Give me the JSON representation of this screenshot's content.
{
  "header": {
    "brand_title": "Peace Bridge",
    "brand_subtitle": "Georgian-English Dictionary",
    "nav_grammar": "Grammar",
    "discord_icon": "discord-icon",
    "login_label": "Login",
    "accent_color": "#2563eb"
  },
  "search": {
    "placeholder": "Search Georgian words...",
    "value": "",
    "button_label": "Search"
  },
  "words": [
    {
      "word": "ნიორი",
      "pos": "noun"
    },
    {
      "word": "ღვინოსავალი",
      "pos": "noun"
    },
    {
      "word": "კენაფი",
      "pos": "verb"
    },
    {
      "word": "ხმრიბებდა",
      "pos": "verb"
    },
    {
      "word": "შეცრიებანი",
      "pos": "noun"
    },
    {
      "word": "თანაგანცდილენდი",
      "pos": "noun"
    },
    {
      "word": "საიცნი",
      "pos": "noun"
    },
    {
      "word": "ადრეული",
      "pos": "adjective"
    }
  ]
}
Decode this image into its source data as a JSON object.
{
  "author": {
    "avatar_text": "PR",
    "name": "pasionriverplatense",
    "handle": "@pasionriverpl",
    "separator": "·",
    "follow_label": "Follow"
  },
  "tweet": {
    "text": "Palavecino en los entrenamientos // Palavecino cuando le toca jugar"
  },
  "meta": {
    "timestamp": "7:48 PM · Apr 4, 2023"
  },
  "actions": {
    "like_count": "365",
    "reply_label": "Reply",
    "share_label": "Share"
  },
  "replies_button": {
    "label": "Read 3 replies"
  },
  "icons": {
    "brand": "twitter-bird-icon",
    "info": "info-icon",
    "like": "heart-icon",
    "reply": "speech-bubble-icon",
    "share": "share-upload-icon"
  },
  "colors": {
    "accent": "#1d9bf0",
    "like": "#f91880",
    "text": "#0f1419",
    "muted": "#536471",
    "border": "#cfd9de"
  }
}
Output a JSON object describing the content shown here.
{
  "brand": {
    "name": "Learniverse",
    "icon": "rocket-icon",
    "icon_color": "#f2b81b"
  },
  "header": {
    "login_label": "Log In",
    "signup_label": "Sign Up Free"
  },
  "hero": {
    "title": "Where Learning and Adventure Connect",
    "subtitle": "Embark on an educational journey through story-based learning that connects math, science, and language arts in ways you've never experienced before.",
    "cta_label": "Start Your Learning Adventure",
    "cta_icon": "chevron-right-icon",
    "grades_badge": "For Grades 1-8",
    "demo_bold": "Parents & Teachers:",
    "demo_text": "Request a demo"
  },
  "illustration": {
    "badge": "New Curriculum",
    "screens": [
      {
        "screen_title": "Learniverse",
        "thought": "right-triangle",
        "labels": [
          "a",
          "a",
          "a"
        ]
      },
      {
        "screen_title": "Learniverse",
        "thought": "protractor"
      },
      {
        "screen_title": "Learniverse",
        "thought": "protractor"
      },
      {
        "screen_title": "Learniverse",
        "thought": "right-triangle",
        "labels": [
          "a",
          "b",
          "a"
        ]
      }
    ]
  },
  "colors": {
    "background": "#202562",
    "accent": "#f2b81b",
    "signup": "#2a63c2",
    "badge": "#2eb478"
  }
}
----------------
*Problem details*:
Transcribe, word for word, every line from the one containing "Output a JSON" through the final line of the entries, and nothing else.

*Answer in full*:
Output a JSON object describing the content shown here.
{
  "brand": {
    "name": "Learniverse",
    "icon": "rocket-icon",
    "icon_color": "#f2b81b"
  },
  "header": {
    "login_label": "Log In",
    "signup_label": "Sign Up Free"
  },
  "hero": {
    "title": "Where Learning and Adventure Connect",
    "subtitle": "Embark on an educational journey through story-based learning that connects math, science, and language arts in ways you've never experienced before.",
    "cta_label": "Start Your Learning Adventure",
    "cta_icon": "chevron-right-icon",
    "grades_badge": "For Grades 1-8",
    "demo_bold": "Parents & Teachers:",
    "demo_text": "Request a demo"
  },
  "illustration": {
    "badge": "New Curriculum",
    "screens": [
      {
        "screen_title": "Learniverse",
        "thought": "right-triangle",
        "labels": [
          "a",
          "a",
          "a"
        ]
      },
      {
        "screen_title": "Learniverse",
        "thought": "protractor"
      },
      {
        "screen_title": "Learniverse",
        "thought": "protractor"
      },
      {
        "screen_title": "Learniverse",
        "thought": "right-triangle",
        "labels": [
          "a",
          "b",
          "a"
        ]
      }
    ]
  },
  "colors": {
    "background": "#202562",
    "accent": "#f2b81b",
    "signup": "#2a63c2",
    "badge": "#2eb478"
  }
}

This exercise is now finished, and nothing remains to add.